- _Problem to work on_
Please return the full listing below without altering anything.
== Records supplied ==
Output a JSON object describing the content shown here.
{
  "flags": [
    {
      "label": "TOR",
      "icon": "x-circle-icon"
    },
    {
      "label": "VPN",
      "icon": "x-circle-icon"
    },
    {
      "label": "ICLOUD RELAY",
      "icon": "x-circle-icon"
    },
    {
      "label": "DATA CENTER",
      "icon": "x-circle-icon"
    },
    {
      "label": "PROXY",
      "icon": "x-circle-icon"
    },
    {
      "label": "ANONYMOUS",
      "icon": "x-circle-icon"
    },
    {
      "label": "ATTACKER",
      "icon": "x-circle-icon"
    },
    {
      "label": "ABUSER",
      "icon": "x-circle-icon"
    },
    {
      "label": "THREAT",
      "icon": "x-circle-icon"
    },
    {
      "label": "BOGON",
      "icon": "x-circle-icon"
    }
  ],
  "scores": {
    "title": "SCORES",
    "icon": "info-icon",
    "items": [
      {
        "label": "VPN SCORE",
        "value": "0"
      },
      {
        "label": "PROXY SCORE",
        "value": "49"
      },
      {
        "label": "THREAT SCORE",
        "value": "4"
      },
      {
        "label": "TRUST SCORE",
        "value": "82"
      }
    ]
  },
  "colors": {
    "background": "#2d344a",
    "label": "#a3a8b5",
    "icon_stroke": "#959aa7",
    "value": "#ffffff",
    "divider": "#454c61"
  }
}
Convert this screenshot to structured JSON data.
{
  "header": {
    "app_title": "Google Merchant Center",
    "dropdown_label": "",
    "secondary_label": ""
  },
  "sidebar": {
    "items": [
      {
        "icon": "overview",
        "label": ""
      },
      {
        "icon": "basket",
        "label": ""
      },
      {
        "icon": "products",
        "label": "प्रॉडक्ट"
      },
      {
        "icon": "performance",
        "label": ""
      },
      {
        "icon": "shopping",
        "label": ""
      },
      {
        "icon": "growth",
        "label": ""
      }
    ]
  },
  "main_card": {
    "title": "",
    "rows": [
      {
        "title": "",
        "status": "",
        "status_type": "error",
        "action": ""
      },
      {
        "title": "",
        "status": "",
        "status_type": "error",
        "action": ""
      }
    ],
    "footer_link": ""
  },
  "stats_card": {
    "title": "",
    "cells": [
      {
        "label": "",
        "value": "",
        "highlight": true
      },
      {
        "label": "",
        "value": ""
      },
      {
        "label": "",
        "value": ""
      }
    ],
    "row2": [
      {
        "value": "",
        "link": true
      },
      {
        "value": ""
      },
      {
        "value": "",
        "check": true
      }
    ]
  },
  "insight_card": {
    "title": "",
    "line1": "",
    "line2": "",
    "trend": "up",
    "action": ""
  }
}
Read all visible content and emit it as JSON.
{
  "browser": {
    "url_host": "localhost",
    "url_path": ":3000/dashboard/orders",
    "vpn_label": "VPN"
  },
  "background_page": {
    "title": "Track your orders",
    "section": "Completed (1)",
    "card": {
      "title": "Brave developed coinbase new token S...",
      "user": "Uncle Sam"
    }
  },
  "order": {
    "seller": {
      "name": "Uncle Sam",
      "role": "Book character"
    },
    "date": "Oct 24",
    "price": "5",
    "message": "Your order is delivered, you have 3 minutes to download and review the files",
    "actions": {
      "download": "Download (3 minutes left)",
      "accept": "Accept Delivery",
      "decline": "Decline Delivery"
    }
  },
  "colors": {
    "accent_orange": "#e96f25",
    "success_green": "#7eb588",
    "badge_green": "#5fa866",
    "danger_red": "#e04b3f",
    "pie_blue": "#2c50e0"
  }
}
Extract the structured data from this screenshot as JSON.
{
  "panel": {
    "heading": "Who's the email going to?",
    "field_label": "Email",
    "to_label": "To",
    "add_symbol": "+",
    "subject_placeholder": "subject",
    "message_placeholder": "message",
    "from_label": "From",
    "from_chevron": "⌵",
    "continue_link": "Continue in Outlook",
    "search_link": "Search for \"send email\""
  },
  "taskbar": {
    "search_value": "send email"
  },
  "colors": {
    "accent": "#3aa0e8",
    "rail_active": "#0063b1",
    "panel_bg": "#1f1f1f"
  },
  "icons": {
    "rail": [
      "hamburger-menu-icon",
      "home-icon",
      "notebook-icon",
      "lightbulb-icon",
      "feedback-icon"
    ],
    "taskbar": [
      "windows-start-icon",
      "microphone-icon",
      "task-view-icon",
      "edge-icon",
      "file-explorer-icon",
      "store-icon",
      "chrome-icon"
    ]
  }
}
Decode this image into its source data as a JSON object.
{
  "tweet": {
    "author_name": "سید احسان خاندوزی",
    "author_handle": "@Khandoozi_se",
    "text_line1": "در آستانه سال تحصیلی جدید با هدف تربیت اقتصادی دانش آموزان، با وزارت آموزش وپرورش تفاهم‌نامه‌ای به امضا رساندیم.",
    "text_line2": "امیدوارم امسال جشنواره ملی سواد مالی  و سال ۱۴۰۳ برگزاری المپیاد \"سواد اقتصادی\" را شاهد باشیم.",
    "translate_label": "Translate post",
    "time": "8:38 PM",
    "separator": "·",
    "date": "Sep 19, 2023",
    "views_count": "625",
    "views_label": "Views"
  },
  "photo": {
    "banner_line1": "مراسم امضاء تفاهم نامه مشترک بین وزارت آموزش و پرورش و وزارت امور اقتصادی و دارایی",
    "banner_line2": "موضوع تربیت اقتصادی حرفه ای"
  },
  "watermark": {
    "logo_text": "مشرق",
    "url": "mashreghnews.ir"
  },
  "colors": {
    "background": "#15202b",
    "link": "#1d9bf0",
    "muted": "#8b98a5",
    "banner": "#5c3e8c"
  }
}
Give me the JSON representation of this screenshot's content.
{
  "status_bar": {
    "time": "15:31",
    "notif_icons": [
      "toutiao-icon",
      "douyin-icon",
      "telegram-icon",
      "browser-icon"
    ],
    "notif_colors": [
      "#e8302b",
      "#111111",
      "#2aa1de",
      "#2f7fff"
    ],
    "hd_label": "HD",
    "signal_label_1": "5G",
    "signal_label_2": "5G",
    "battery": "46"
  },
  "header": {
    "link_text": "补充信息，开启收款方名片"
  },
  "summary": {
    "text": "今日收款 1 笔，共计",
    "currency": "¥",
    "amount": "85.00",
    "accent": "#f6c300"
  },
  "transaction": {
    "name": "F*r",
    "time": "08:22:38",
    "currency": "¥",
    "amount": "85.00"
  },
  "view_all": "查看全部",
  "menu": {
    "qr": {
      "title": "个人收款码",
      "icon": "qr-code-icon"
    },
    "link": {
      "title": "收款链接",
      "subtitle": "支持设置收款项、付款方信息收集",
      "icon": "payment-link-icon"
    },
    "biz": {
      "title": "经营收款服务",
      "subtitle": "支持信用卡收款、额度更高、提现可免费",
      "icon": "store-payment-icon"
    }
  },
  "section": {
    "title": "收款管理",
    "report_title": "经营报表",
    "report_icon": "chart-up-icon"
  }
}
===
- _Response to this exercise_
Output a JSON object describing the content shown here.
{
  "flags": [
    {
      "label": "TOR",
      "icon": "x-circle-icon"
    },
    {
      "label": "VPN",
      "icon": "x-circle-icon"
    },
    {
      "label": "ICLOUD RELAY",
      "icon": "x-circle-icon"
    },
    {
      "label": "DATA CENTER",
      "icon": "x-circle-icon"
    },
    {
      "label": "PROXY",
      "icon": "x-circle-icon"
    },
    {
      "label": "ANONYMOUS",
      "icon": "x-circle-icon"
    },
    {
      "label": "ATTACKER",
      "icon": "x-circle-icon"
    },
    {
      "label": "ABUSER",
      "icon": "x-circle-icon"
    },
    {
      "label": "THREAT",
      "icon": "x-circle-icon"
    },
    {
      "label": "BOGON",
      "icon": "x-circle-icon"
    }
  ],
  "scores": {
    "title": "SCORES",
    "icon": "info-icon",
    "items": [
      {
        "label": "VPN SCORE",
        "value": "0"
      },
      {
        "label": "PROXY SCORE",
        "value": "49"
      },
      {
        "label": "THREAT SCORE",
        "value": "4"
      },
      {
        "label": "TRUST SCORE",
        "value": "82"
      }
    ]
  },
  "colors": {
    "background": "#2d344a",
    "label": "#a3a8b5",
    "icon_stroke": "#959aa7",
    "value": "#ffffff",
    "divider": "#454c61"
  }
}
Convert this screenshot to structured JSON data.
{
  "header": {
    "app_title": "Google Merchant Center",
    "dropdown_label": "",
    "secondary_label": ""
  },
  "sidebar": {
    "items": [
      {
        "icon": "overview",
        "label": ""
      },
      {
        "icon": "basket",
        "label": ""
      },
      {
        "icon": "products",
        "label": "प्रॉडक्ट"
      },
      {
        "icon": "performance",
        "label": ""
      },
      {
        "icon": "shopping",
        "label": ""
      },
      {
        "icon": "growth",
        "label": ""
      }
    ]
  },
  "main_card": {
    "title": "",
    "rows": [
      {
        "title": "",
        "status": "",
        "status_type": "error",
        "action": ""
      },
      {
        "title": "",
        "status": "",
        "status_type": "error",
        "action": ""
      }
    ],
    "footer_link": ""
  },
  "stats_card": {
    "title": "",
    "cells": [
      {
        "label": "",
        "value": "",
        "highlight": true
      },
      {
        "label": "",
        "value": ""
      },
      {
        "label": "",
        "value": ""
      }
    ],
    "row2": [
      {
        "value": "",
        "link": true
      },
      {
        "value": ""
      },
      {
        "value": "",
        "check": true
      }
    ]
  },
  "insight_card": {
    "title": "",
    "line1": "",
    "line2": "",
    "trend": "up",
    "action": ""
  }
}
Read all visible content and emit it as JSON.
{
  "browser": {
    "url_host": "localhost",
    "url_path": ":3000/dashboard/orders",
    "vpn_label": "VPN"
  },
  "background_page": {
    "title": "Track your orders",
    "section": "Completed (1)",
    "card": {
      "title": "Brave developed coinbase new token S...",
      "user": "Uncle Sam"
    }
  },
  "order": {
    "seller": {
      "name": "Uncle Sam",
      "role": "Book character"
    },
    "date": "Oct 24",
    "price": "5",
    "message": "Your order is delivered, you have 3 minutes to download and review the files",
    "actions": {
      "download": "Download (3 minutes left)",
      "accept": "Accept Delivery",
      "decline": "Decline Delivery"
    }
  },
  "colors": {
    "accent_orange": "#e96f25",
    "success_green": "#7eb588",
    "badge_green": "#5fa866",
    "danger_red": "#e04b3f",
    "pie_blue": "#2c50e0"
  }
}
Extract the structured data from this screenshot as JSON.
{
  "panel": {
    "heading": "Who's the email going to?",
    "field_label": "Email",
    "to_label": "To",
    "add_symbol": "+",
    "subject_placeholder": "subject",
    "message_placeholder": "message",
    "from_label": "From",
    "from_chevron": "⌵",
    "continue_link": "Continue in Outlook",
    "search_link": "Search for \"send email\""
  },
  "taskbar": {
    "search_value": "send email"
  },
  "colors": {
    "accent": "#3aa0e8",
    "rail_active": "#0063b1",
    "panel_bg": "#1f1f1f"
  },
  "icons": {
    "rail": [
      "hamburger-menu-icon",
      "home-icon",
      "notebook-icon",
      "lightbulb-icon",
      "feedback-icon"
    ],
    "taskbar": [
      "windows-start-icon",
      "microphone-icon",
      "task-view-icon",
      "edge-icon",
      "file-explorer-icon",
      "store-icon",
      "chrome-icon"
    ]
  }
}
Decode this image into its source data as a JSON object.
{
  "tweet": {
    "author_name": "سید احسان خاندوزی",
    "author_handle": "@Khandoozi_se",
    "text_line1": "در آستانه سال تحصیلی جدید با هدف تربیت اقتصادی دانش آموزان، با وزارت آموزش وپرورش تفاهم‌نامه‌ای به امضا رساندیم.",
    "text_line2": "امیدوارم امسال جشنواره ملی سواد مالی  و سال ۱۴۰۳ برگزاری المپیاد \"سواد اقتصادی\" را شاهد باشیم.",
    "translate_label": "Translate post",
    "time": "8:38 PM",
    "separator": "·",
    "date": "Sep 19, 2023",
    "views_count": "625",
    "views_label": "Views"
  },
  "photo": {
    "banner_line1": "مراسم امضاء تفاهم نامه مشترک بین وزارت آموزش و پرورش و وزارت امور اقتصادی و دارایی",
    "banner_line2": "موضوع تربیت اقتصادی حرفه ای"
  },
  "watermark": {
    "logo_text": "مشرق",
    "url": "mashreghnews.ir"
  },
  "colors": {
    "background": "#15202b",
    "link": "#1d9bf0",
    "muted": "#8b98a5",
    "banner": "#5c3e8c"
  }
}
Give me the JSON representation of this screenshot's content.
{
  "status_bar": {
    "time": "15:31",
    "notif_icons": [
      "toutiao-icon",
      "douyin-icon",
      "telegram-icon",
      "browser-icon"
    ],
    "notif_colors": [
      "#e8302b",
      "#111111",
      "#2aa1de",
      "#2f7fff"
    ],
    "hd_label": "HD",
    "signal_label_1": "5G",
    "signal_label_2": "5G",
    "battery": "46"
  },
  "header": {
    "link_text": "补充信息，开启收款方名片"
  },
  "summary": {
    "text": "今日收款 1 笔，共计",
    "currency": "¥",
    "amount": "85.00",
    "accent": "#f6c300"
  },
  "transaction": {
    "name": "F*r",
    "time": "08:22:38",
    "currency": "¥",
    "amount": "85.00"
  },
  "view_all": "查看全部",
  "menu": {
    "qr": {
      "title": "个人收款码",
      "icon": "qr-code-icon"
    },
    "link": {
      "title": "收款链接",
      "subtitle": "支持设置收款项、付款方信息收集",
      "icon": "payment-link-icon"
    },
    "biz": {
      "title": "经营收款服务",
      "subtitle": "支持信用卡收款、额度更高、提现可免费",
      "icon": "store-payment-icon"
    }
  },
  "section": {
    "title": "收款管理",
    "report_title": "经营报表",
    "report_icon": "chart-up-icon"
  }
}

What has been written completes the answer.